Directions for this task: Put the rows from the start through the line containing "cell: [692, 251, 719, 284]" into a Markdown table with the columns Line No. and Row Text, one line per table row. Skip any blank lines.

Material provided:
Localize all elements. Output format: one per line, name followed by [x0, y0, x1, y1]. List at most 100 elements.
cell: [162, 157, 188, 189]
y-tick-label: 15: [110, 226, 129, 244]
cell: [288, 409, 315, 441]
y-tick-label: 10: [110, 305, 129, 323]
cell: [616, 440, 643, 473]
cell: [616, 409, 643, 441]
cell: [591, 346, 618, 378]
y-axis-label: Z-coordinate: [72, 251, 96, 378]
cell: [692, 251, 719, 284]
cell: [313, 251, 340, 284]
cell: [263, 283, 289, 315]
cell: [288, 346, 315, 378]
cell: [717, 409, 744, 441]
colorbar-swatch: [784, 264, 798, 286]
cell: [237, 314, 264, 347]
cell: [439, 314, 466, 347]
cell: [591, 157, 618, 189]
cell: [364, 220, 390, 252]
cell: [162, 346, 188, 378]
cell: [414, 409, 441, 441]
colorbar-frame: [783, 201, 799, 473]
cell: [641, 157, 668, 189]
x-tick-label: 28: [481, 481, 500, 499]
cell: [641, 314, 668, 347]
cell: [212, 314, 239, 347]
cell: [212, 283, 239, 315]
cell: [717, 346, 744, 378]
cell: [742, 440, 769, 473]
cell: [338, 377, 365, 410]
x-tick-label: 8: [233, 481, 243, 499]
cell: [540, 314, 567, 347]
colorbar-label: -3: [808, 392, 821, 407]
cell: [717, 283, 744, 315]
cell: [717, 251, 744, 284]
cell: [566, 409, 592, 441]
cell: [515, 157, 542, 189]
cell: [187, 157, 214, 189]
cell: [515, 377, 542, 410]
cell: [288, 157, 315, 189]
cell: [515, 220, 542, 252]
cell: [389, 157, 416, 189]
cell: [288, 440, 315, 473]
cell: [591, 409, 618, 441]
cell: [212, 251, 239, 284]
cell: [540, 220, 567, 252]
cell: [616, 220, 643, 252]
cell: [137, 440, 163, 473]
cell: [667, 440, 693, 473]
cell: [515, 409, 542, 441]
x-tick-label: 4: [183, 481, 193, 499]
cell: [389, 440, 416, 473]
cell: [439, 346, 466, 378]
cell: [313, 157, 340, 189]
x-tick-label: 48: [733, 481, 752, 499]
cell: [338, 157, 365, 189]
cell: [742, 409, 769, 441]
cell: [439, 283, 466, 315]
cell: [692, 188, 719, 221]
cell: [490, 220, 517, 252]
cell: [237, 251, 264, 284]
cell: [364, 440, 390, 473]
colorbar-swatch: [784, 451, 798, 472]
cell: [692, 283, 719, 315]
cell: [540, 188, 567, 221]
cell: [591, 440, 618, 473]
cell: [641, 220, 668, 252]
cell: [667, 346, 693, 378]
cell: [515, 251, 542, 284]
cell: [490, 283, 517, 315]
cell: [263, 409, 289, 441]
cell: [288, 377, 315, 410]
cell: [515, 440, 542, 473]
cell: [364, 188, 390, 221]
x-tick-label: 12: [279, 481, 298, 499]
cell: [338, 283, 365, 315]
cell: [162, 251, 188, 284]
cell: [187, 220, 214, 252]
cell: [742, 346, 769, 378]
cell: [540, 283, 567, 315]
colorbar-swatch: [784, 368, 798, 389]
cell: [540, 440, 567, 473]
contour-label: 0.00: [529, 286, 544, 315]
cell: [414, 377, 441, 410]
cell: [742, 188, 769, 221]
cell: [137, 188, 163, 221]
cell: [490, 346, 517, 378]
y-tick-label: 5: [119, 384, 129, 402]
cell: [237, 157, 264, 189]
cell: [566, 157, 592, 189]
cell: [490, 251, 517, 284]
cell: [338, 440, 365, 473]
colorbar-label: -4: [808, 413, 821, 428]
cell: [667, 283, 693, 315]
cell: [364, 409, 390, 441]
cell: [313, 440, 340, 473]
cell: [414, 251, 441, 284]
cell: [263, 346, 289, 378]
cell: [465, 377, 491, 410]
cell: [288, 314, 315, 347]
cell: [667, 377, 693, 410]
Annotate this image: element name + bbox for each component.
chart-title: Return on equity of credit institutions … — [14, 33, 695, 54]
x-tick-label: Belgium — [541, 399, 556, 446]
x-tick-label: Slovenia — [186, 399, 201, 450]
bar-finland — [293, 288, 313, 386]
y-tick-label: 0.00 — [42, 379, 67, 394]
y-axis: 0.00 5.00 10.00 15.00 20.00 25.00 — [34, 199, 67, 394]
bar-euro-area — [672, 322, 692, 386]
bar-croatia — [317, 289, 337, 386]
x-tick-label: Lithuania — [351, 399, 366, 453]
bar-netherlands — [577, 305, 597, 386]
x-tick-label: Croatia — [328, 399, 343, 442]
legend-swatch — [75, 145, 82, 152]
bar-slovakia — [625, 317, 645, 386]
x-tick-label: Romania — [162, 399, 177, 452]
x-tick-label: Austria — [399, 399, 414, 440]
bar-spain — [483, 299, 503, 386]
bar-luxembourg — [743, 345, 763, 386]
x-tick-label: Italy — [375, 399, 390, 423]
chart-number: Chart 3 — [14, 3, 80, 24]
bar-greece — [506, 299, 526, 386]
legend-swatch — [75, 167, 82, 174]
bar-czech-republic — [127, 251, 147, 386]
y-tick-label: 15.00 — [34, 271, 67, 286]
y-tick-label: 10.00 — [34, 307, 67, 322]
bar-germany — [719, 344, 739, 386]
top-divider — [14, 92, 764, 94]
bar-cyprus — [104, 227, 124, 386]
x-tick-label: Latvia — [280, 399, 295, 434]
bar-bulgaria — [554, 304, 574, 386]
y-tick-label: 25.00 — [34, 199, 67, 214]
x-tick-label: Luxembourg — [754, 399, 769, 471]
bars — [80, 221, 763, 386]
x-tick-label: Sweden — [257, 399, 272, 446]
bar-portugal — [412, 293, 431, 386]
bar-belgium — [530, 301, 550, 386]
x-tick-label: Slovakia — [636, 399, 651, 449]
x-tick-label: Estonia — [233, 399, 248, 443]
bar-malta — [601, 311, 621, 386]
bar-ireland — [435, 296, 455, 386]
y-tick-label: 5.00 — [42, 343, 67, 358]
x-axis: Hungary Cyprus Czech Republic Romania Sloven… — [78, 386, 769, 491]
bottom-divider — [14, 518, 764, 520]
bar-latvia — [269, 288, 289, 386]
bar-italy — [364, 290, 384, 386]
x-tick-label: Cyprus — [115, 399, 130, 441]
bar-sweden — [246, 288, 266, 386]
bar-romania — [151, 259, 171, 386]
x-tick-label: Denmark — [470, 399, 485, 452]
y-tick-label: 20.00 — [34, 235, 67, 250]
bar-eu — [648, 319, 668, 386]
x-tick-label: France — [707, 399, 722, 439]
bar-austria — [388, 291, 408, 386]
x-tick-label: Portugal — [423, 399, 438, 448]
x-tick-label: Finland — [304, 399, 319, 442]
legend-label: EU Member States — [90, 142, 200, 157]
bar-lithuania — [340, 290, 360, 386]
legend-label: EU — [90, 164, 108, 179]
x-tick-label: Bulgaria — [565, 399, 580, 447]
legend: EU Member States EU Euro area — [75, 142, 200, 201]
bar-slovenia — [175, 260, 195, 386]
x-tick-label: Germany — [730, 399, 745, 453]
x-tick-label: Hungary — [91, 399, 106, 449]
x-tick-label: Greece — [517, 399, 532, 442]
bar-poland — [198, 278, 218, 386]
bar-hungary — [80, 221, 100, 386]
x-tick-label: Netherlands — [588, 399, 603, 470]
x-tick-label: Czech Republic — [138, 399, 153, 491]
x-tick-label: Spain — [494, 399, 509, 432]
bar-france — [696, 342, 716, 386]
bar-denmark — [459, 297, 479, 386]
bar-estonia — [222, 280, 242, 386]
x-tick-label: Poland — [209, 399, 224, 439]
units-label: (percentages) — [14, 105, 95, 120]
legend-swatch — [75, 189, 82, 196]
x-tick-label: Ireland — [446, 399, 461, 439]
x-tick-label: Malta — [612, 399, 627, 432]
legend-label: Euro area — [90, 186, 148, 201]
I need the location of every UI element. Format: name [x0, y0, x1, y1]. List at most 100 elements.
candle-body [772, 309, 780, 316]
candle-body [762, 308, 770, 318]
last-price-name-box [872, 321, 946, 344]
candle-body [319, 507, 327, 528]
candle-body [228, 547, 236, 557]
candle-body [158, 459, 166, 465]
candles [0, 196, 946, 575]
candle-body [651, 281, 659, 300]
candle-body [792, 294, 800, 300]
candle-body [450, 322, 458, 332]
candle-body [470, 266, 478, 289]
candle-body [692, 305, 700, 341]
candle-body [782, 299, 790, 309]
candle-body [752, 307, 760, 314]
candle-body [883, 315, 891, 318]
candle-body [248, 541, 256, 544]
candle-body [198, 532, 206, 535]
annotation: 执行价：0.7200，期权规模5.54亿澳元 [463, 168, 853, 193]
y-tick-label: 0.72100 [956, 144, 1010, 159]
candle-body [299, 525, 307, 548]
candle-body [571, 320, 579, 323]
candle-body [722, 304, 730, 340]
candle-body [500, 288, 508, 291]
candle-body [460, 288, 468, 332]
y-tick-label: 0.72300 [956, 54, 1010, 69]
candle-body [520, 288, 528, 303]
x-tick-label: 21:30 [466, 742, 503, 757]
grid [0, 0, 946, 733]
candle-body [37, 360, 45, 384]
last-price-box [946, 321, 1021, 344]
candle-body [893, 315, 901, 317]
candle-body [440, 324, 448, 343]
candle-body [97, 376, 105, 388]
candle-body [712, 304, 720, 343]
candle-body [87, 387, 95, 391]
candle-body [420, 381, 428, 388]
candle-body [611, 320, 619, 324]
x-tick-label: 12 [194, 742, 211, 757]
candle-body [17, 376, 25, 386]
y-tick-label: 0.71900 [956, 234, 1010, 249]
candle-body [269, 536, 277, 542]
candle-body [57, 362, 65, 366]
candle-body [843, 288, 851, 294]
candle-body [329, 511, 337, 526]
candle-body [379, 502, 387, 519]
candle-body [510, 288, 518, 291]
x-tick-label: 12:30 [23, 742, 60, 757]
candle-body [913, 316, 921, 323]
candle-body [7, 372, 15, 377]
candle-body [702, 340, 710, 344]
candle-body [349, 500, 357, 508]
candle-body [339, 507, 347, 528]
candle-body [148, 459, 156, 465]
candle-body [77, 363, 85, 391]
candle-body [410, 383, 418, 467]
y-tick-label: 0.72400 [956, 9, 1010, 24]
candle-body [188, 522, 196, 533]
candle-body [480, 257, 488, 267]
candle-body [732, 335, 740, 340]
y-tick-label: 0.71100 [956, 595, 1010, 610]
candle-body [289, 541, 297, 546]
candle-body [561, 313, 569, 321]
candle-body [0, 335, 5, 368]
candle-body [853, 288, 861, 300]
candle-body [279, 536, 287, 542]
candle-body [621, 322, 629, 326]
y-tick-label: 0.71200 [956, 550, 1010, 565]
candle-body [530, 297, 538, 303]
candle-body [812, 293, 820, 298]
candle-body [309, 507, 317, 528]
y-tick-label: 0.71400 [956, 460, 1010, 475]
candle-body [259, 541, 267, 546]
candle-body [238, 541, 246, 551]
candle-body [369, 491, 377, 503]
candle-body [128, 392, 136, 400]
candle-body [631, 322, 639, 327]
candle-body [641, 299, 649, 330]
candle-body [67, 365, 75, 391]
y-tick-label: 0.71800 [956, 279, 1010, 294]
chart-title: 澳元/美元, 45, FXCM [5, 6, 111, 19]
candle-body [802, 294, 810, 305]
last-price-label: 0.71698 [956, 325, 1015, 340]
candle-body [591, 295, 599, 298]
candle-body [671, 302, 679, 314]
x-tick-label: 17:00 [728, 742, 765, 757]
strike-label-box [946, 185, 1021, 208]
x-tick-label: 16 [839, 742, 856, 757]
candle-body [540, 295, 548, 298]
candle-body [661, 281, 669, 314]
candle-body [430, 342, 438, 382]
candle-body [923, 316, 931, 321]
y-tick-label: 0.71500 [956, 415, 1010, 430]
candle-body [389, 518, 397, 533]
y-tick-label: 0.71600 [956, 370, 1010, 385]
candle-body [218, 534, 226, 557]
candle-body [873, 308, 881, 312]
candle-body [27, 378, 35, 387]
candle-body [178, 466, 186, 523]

The result:
| Line No. | Row Text |
|---|---|
| 1 | Localize all elements. Output format: one per line, name followed by [x0, y0, x1, y1]. List at most 100 elements. |
| 2 | cell: [162, 157, 188, 189] |
| 3 | y-tick-label: 15: [110, 226, 129, 244] |
| 4 | cell: [288, 409, 315, 441] |
| 5 | y-tick-label: 10: [110, 305, 129, 323] |
| 6 | cell: [616, 440, 643, 473] |
| 7 | cell: [616, 409, 643, 441] |
| 8 | cell: [591, 346, 618, 378] |
| 9 | y-axis-label: Z-coordinate: [72, 251, 96, 378] |
| 10 | cell: [692, 251, 719, 284] |